How many lines in the records below hold the string "Concentration"? Answer with the number alone.

- [Data listing]:
>> Start

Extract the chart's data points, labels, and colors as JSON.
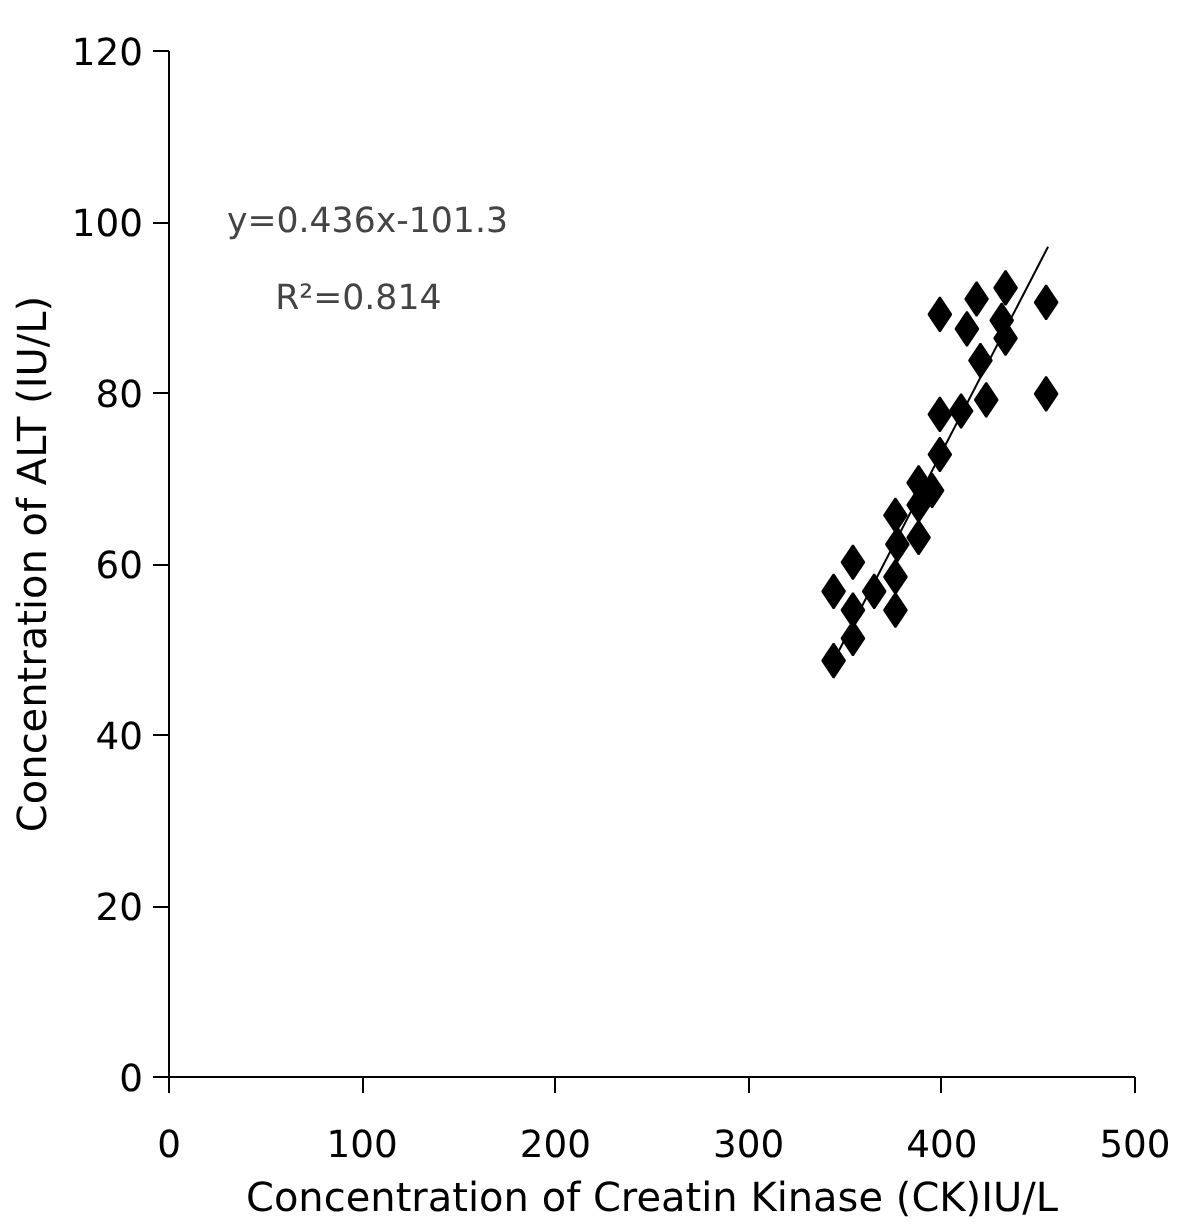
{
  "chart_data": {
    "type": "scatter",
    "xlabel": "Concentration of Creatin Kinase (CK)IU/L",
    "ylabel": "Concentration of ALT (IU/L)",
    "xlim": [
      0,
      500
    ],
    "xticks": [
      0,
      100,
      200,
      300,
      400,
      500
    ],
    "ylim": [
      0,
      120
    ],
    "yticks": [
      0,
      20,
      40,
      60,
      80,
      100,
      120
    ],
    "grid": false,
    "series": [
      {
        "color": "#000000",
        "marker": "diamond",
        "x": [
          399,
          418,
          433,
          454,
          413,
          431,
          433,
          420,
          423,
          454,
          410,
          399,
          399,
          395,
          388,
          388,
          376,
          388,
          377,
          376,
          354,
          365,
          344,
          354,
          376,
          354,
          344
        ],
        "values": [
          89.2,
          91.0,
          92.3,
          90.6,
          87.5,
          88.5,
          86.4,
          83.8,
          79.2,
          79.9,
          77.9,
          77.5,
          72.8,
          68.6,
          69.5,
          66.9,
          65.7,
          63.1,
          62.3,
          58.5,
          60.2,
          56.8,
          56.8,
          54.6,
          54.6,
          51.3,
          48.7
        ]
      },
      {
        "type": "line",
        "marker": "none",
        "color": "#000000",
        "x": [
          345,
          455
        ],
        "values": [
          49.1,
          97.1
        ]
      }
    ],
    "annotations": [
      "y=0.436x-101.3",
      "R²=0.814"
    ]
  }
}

>> End

- [Written answer]:
2